## What you should do
Pictures stay out; everything else in the records below is copied exactly.

++++++++++

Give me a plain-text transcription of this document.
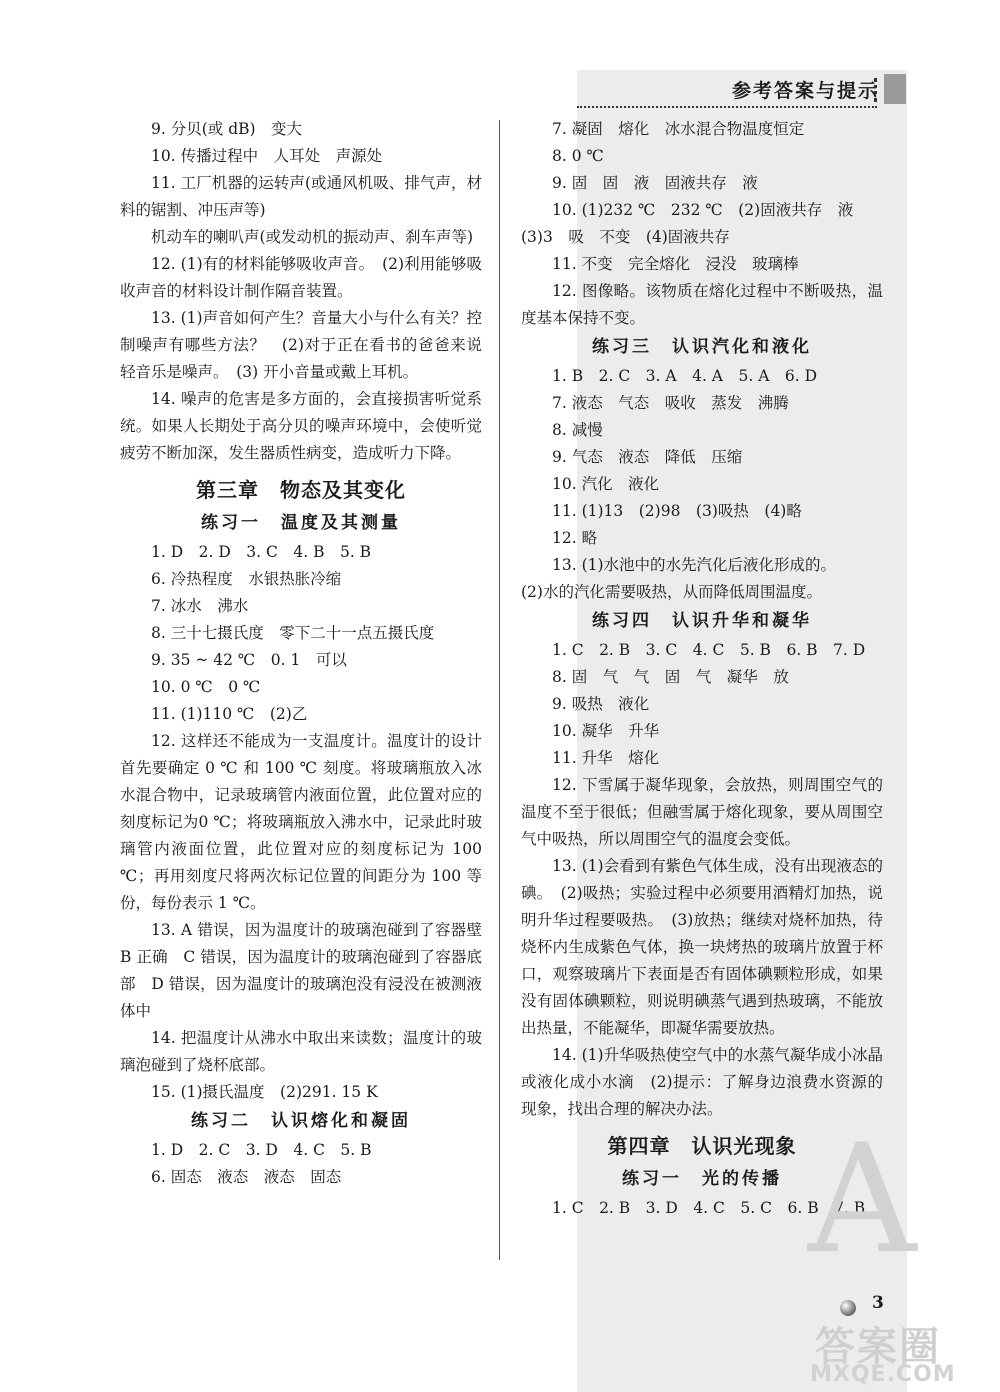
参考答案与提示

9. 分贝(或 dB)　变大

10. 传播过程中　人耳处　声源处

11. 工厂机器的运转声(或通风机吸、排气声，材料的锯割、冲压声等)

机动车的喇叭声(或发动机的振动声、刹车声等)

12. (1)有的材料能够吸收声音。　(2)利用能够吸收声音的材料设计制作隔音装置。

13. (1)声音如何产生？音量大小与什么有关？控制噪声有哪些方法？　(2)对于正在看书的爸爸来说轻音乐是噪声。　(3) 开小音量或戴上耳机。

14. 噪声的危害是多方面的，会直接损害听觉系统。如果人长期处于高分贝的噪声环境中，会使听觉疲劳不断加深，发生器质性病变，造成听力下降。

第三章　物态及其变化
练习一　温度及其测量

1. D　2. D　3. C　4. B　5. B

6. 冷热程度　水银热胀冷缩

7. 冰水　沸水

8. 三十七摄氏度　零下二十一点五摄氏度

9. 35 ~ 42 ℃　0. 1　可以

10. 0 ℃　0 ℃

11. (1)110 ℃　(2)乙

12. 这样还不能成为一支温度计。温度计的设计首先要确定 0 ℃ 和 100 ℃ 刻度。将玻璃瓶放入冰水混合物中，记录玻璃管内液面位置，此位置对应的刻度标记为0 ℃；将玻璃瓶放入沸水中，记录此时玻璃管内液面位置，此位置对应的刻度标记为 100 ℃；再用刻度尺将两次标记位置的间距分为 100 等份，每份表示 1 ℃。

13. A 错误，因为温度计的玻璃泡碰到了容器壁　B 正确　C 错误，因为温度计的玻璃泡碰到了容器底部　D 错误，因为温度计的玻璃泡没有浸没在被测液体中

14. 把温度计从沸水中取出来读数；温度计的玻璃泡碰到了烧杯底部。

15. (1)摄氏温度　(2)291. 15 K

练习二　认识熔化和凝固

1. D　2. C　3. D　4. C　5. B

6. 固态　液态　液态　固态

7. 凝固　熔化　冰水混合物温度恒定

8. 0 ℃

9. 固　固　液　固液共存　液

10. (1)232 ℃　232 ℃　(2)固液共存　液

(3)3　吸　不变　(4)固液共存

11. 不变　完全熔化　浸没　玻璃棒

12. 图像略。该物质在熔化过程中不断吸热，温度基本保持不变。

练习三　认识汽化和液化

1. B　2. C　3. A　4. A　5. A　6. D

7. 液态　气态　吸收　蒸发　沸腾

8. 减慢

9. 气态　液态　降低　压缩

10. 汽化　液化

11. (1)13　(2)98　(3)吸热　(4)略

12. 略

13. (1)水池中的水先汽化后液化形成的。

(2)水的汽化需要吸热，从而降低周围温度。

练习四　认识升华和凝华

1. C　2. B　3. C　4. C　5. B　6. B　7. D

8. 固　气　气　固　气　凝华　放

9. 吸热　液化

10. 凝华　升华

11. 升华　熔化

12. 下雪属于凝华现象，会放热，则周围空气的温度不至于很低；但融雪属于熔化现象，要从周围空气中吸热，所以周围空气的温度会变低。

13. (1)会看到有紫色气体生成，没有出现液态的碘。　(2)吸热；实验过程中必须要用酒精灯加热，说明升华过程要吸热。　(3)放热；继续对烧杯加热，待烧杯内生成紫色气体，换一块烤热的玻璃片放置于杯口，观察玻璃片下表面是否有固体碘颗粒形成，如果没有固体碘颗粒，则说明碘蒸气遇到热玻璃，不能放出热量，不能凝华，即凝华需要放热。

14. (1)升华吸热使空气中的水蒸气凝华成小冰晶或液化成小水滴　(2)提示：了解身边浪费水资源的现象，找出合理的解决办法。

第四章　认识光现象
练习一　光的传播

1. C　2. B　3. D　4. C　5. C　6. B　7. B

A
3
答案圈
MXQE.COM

++++++++++

## Correct result
Give me a plain-text transcription of this document.
参考答案与提示

9. 分贝(或 dB)　变大

10. 传播过程中　人耳处　声源处

11. 工厂机器的运转声(或通风机吸、排气声，材料的锯割、冲压声等)

机动车的喇叭声(或发动机的振动声、刹车声等)

12. (1)有的材料能够吸收声音。　(2)利用能够吸收声音的材料设计制作隔音装置。

13. (1)声音如何产生？音量大小与什么有关？控制噪声有哪些方法？　(2)对于正在看书的爸爸来说轻音乐是噪声。　(3) 开小音量或戴上耳机。

14. 噪声的危害是多方面的，会直接损害听觉系统。如果人长期处于高分贝的噪声环境中，会使听觉疲劳不断加深，发生器质性病变，造成听力下降。

第三章　物态及其变化
练习一　温度及其测量

1. D　2. D　3. C　4. B　5. B

6. 冷热程度　水银热胀冷缩

7. 冰水　沸水

8. 三十七摄氏度　零下二十一点五摄氏度

9. 35 ~ 42 ℃　0. 1　可以

10. 0 ℃　0 ℃

11. (1)110 ℃　(2)乙

12. 这样还不能成为一支温度计。温度计的设计首先要确定 0 ℃ 和 100 ℃ 刻度。将玻璃瓶放入冰水混合物中，记录玻璃管内液面位置，此位置对应的刻度标记为0 ℃；将玻璃瓶放入沸水中，记录此时玻璃管内液面位置，此位置对应的刻度标记为 100 ℃；再用刻度尺将两次标记位置的间距分为 100 等份，每份表示 1 ℃。

13. A 错误，因为温度计的玻璃泡碰到了容器壁　B 正确　C 错误，因为温度计的玻璃泡碰到了容器底部　D 错误，因为温度计的玻璃泡没有浸没在被测液体中

14. 把温度计从沸水中取出来读数；温度计的玻璃泡碰到了烧杯底部。

15. (1)摄氏温度　(2)291. 15 K

练习二　认识熔化和凝固

1. D　2. C　3. D　4. C　5. B

6. 固态　液态　液态　固态

7. 凝固　熔化　冰水混合物温度恒定

8. 0 ℃

9. 固　固　液　固液共存　液

10. (1)232 ℃　232 ℃　(2)固液共存　液

(3)3　吸　不变　(4)固液共存

11. 不变　完全熔化　浸没　玻璃棒

12. 图像略。该物质在熔化过程中不断吸热，温度基本保持不变。

练习三　认识汽化和液化

1. B　2. C　3. A　4. A　5. A　6. D

7. 液态　气态　吸收　蒸发　沸腾

8. 减慢

9. 气态　液态　降低　压缩

10. 汽化　液化

11. (1)13　(2)98　(3)吸热　(4)略

12. 略

13. (1)水池中的水先汽化后液化形成的。

(2)水的汽化需要吸热，从而降低周围温度。

练习四　认识升华和凝华

1. C　2. B　3. C　4. C　5. B　6. B　7. D

8. 固　气　气　固　气　凝华　放

9. 吸热　液化

10. 凝华　升华

11. 升华　熔化

12. 下雪属于凝华现象，会放热，则周围空气的温度不至于很低；但融雪属于熔化现象，要从周围空气中吸热，所以周围空气的温度会变低。

13. (1)会看到有紫色气体生成，没有出现液态的碘。　(2)吸热；实验过程中必须要用酒精灯加热，说明升华过程要吸热。　(3)放热；继续对烧杯加热，待烧杯内生成紫色气体，换一块烤热的玻璃片放置于杯口，观察玻璃片下表面是否有固体碘颗粒形成，如果没有固体碘颗粒，则说明碘蒸气遇到热玻璃，不能放出热量，不能凝华，即凝华需要放热。

14. (1)升华吸热使空气中的水蒸气凝华成小冰晶或液化成小水滴　(2)提示：了解身边浪费水资源的现象，找出合理的解决办法。

第四章　认识光现象
练习一　光的传播

1. C　2. B　3. D　4. C　5. C　6. B　7. B

A
3
答案圈
MXQE.COM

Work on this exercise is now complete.